Stored data:
···
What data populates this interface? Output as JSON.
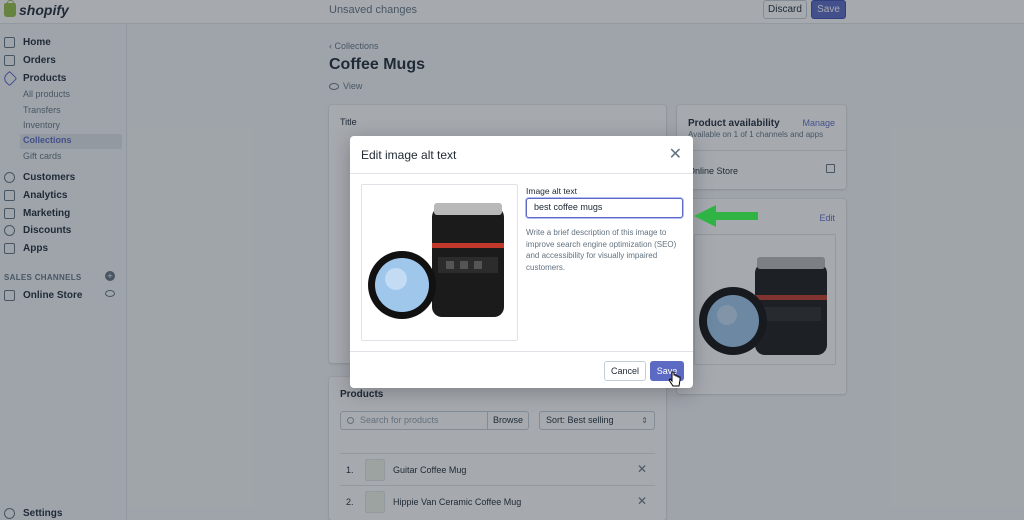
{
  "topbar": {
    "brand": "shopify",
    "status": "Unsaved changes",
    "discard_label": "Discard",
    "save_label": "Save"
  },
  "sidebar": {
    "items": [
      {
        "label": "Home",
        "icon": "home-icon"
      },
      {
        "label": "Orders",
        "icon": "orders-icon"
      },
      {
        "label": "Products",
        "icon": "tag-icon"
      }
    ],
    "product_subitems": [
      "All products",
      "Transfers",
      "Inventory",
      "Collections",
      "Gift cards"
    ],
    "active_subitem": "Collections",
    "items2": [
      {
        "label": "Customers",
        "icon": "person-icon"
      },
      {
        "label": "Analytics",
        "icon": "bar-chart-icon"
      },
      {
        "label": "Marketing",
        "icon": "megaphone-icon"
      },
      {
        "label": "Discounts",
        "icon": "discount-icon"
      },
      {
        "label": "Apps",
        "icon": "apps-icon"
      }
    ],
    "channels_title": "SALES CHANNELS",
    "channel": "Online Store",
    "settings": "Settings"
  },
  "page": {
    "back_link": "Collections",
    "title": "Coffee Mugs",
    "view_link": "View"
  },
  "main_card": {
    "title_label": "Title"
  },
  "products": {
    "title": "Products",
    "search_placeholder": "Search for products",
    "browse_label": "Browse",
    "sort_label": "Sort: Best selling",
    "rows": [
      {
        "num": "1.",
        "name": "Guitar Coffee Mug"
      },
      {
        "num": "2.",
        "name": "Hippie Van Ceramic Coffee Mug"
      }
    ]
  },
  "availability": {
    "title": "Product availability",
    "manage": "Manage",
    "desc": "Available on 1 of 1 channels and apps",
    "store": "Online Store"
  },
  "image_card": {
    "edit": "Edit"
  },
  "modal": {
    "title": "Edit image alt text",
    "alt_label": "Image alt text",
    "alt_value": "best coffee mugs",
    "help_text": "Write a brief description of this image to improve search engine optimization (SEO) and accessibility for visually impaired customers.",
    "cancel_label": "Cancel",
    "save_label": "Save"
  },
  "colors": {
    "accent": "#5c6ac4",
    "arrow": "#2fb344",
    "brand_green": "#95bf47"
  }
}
···
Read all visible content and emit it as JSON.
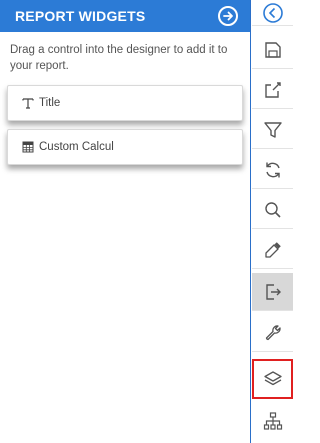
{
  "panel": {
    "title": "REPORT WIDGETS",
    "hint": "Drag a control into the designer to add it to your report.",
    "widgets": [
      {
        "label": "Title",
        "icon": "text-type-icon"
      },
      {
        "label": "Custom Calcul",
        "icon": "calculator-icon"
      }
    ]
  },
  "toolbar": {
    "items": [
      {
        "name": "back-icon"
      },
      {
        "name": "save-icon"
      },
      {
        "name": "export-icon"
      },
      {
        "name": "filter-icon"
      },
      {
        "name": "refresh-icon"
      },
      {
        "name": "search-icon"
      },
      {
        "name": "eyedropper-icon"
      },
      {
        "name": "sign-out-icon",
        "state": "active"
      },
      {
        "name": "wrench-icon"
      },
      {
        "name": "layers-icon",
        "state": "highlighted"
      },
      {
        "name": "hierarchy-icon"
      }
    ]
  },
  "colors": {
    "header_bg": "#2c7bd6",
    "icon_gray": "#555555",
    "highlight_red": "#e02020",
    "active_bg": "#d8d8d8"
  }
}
···
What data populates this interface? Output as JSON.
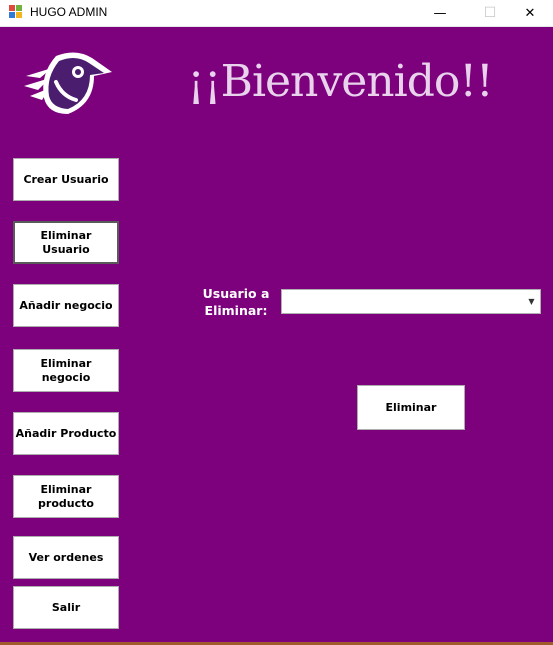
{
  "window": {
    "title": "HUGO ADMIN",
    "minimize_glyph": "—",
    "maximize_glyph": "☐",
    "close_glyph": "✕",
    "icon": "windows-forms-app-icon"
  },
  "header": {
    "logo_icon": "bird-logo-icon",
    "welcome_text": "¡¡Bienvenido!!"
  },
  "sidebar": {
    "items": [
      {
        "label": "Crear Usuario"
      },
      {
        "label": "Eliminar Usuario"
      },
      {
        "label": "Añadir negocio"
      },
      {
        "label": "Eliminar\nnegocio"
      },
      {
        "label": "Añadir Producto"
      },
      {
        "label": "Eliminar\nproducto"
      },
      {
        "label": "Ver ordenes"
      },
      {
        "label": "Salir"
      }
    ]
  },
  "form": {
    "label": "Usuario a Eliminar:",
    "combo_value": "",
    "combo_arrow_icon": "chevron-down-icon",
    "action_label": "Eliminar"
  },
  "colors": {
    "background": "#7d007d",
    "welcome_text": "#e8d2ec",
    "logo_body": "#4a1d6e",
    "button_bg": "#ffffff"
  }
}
···
* Required task:
Which lines contain the word "Eliminar"? Return each of them.

* Task result:
        "label": "Eliminar Usuario"
        "label": "Eliminar\nnegocio"
        "label": "Eliminar\nproducto"
    "label": "Usuario a Eliminar:",
    "action_label": "Eliminar"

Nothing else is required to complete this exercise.